▶ [REQUEST]: Where a line holds "name", copy it.
--------------------------------------------------
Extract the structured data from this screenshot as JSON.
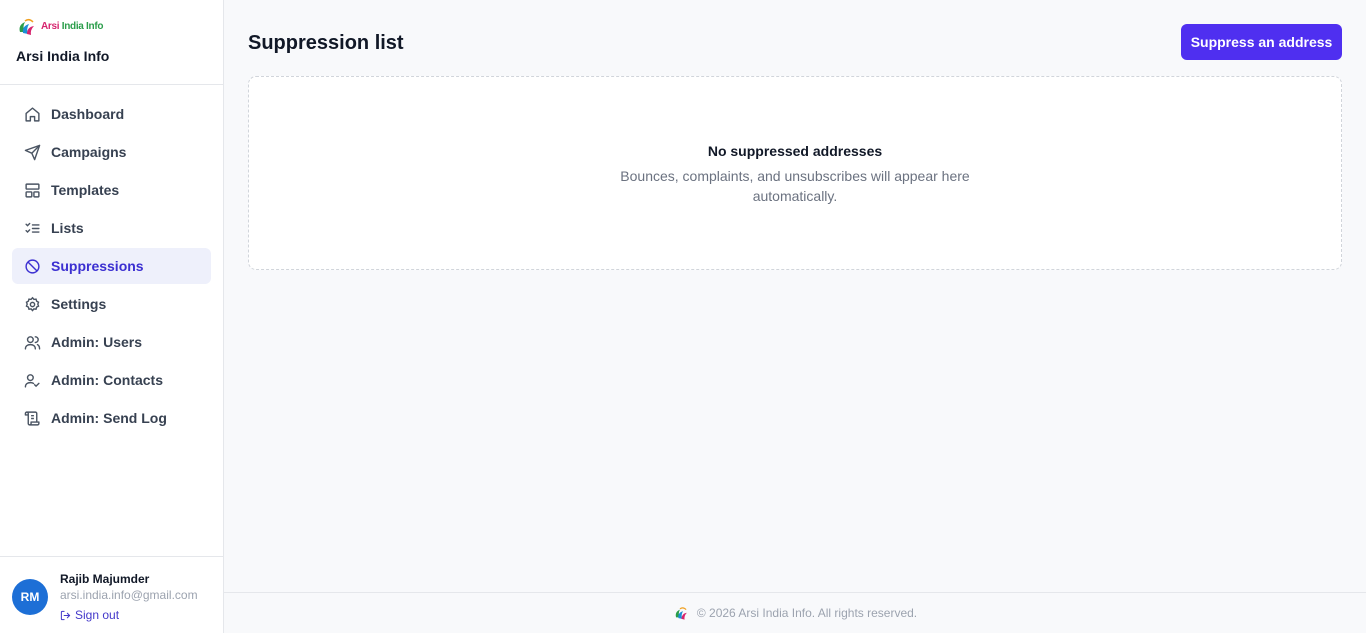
{
  "brand": {
    "logo_text_a": "Arsi ",
    "logo_text_b": "India Info",
    "name": "Arsi India Info"
  },
  "nav": {
    "items": [
      {
        "label": "Dashboard",
        "icon": "home-icon"
      },
      {
        "label": "Campaigns",
        "icon": "send-icon"
      },
      {
        "label": "Templates",
        "icon": "layout-icon"
      },
      {
        "label": "Lists",
        "icon": "list-checks-icon"
      },
      {
        "label": "Suppressions",
        "icon": "ban-icon",
        "active": true
      },
      {
        "label": "Settings",
        "icon": "gear-icon"
      },
      {
        "label": "Admin: Users",
        "icon": "users-icon"
      },
      {
        "label": "Admin: Contacts",
        "icon": "user-check-icon"
      },
      {
        "label": "Admin: Send Log",
        "icon": "scroll-icon"
      }
    ]
  },
  "user": {
    "initials": "RM",
    "name": "Rajib Majumder",
    "email": "arsi.india.info@gmail.com",
    "signout_label": "Sign out"
  },
  "header": {
    "title": "Suppression list",
    "action_label": "Suppress an address"
  },
  "empty_state": {
    "title": "No suppressed addresses",
    "description": "Bounces, complaints, and unsubscribes will appear here automatically."
  },
  "footer": {
    "text": "© 2026 Arsi India Info. All rights reserved."
  },
  "colors": {
    "accent": "#4f2ff0",
    "active_nav_bg": "#eef0fb",
    "active_nav_text": "#3b2fd1",
    "avatar_bg": "#1d6fd6"
  }
}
--------------------------------------------------
▶ [EXERCISE RESPONSE]:
    "name": "Arsi India Info"
    "name": "Rajib Majumder",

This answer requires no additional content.